PROBLEM REQUIREMENTS >>
Extract every line of the material that holds the string "teresagiudice".

Data excerpts
* BEGIN *
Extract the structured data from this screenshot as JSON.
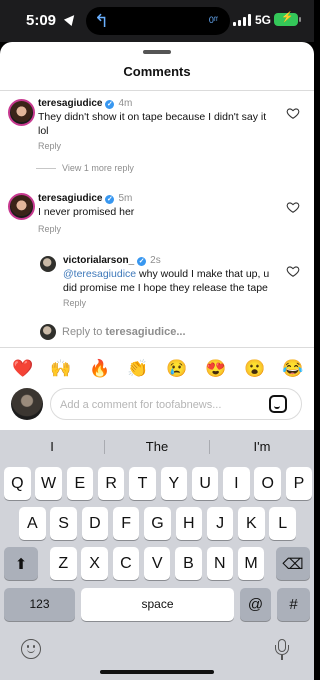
{
  "status_bar": {
    "time": "5:09",
    "vpn_label": "0ᶠᶠ",
    "network": "5G",
    "battery_label": "⚡"
  },
  "sheet": {
    "title": "Comments"
  },
  "comments": [
    {
      "username": "teresagiudice",
      "time": "4m",
      "text": "They didn't show it on tape because I didn't say it lol",
      "reply_label": "Reply",
      "view_more": "View 1 more reply"
    },
    {
      "username": "teresagiudice",
      "time": "5m",
      "text": "I never promised her",
      "reply_label": "Reply"
    }
  ],
  "nested_reply": {
    "username": "victorialarson_",
    "time": "2s",
    "mention": "@teresagiudice",
    "text": " why would I make that up, u did promise me I hope they release the tape",
    "reply_label": "Reply"
  },
  "reply_to": {
    "prefix": "Reply to ",
    "username": "teresagiudice..."
  },
  "emoji_bar": [
    "❤️",
    "🙌",
    "🔥",
    "👏",
    "😢",
    "😍",
    "😮",
    "😂"
  ],
  "comment_input": {
    "placeholder": "Add a comment for toofabnews..."
  },
  "keyboard": {
    "suggestions": [
      "I",
      "The",
      "I'm"
    ],
    "row1": [
      "Q",
      "W",
      "E",
      "R",
      "T",
      "Y",
      "U",
      "I",
      "O",
      "P"
    ],
    "row2": [
      "A",
      "S",
      "D",
      "F",
      "G",
      "H",
      "J",
      "K",
      "L"
    ],
    "row3": [
      "Z",
      "X",
      "C",
      "V",
      "B",
      "N",
      "M"
    ],
    "numbers_key": "123",
    "space_key": "space",
    "at_key": "@",
    "hash_key": "#"
  },
  "colors": {
    "accent": "#3897f0",
    "mention": "#3f79ba",
    "battery": "#34c759",
    "story_ring": "#c7398f"
  }
}
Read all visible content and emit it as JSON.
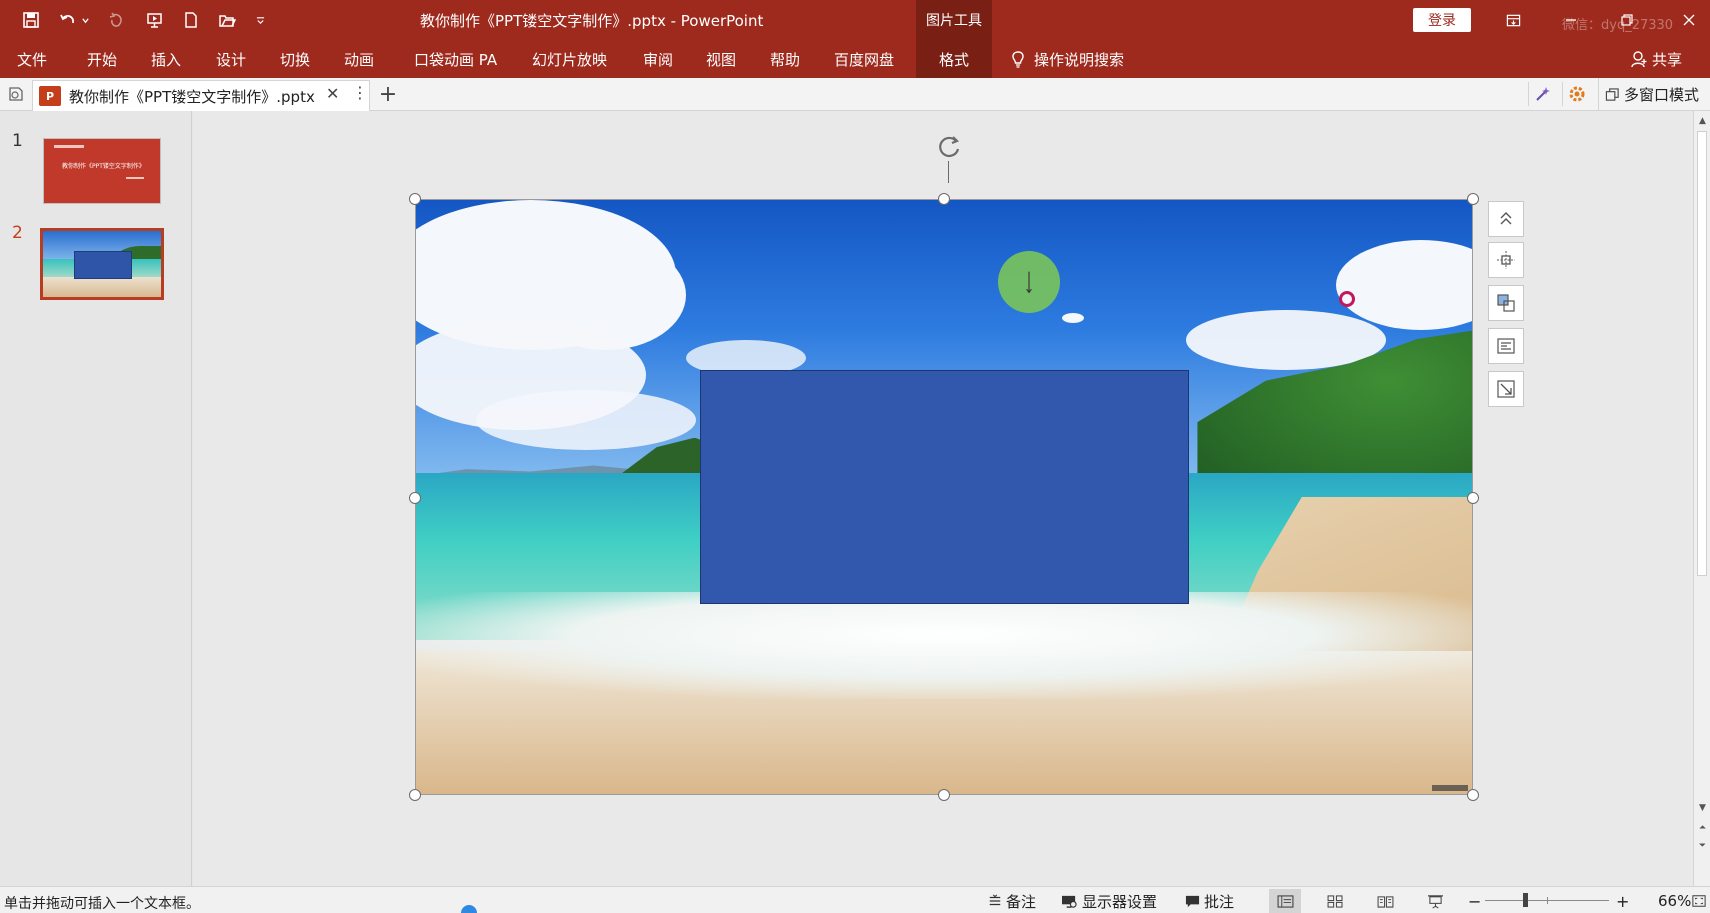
{
  "titlebar": {
    "doc_title": "教你制作《PPT镂空文字制作》.pptx  -  PowerPoint",
    "context_title": "图片工具",
    "login_label": "登录",
    "watermark": "微信：dyq_27330",
    "qa_icons": [
      "save-icon",
      "undo-icon",
      "redo-icon",
      "slideshow-from-start-icon",
      "new-file-icon",
      "open-folder-icon",
      "customize-qat-icon"
    ],
    "accent": "#9e2a1e"
  },
  "ribbon": {
    "tabs": [
      "文件",
      "开始",
      "插入",
      "设计",
      "切换",
      "动画",
      "口袋动画 PA",
      "幻灯片放映",
      "审阅",
      "视图",
      "帮助",
      "百度网盘"
    ],
    "active_tab": "格式",
    "tell_me": "操作说明搜索",
    "share": "共享"
  },
  "tabbar": {
    "doc_tab": "教你制作《PPT镂空文字制作》.pptx",
    "ppt_badge": "P",
    "add_label": "+",
    "close_label": "✕",
    "more_label": "⋮",
    "multiwin": "多窗口模式"
  },
  "thumbs": [
    {
      "num": "1",
      "title": "教你制作《PPT镂空文字制作》"
    },
    {
      "num": "2"
    }
  ],
  "slide": {
    "rect_color": "#3158ad"
  },
  "statusbar": {
    "text": "单击并拖动可插入一个文本框。",
    "notes": "备注",
    "display": "显示器设置",
    "comments": "批注",
    "zoom_minus": "−",
    "zoom_plus": "+",
    "zoom": "66%"
  }
}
* END *
EXERCISE OUTPUT >>
      "username": "teresagiudice",
      "username": "teresagiudice",
    "mention": "@teresagiudice",
    "username": "teresagiudice..."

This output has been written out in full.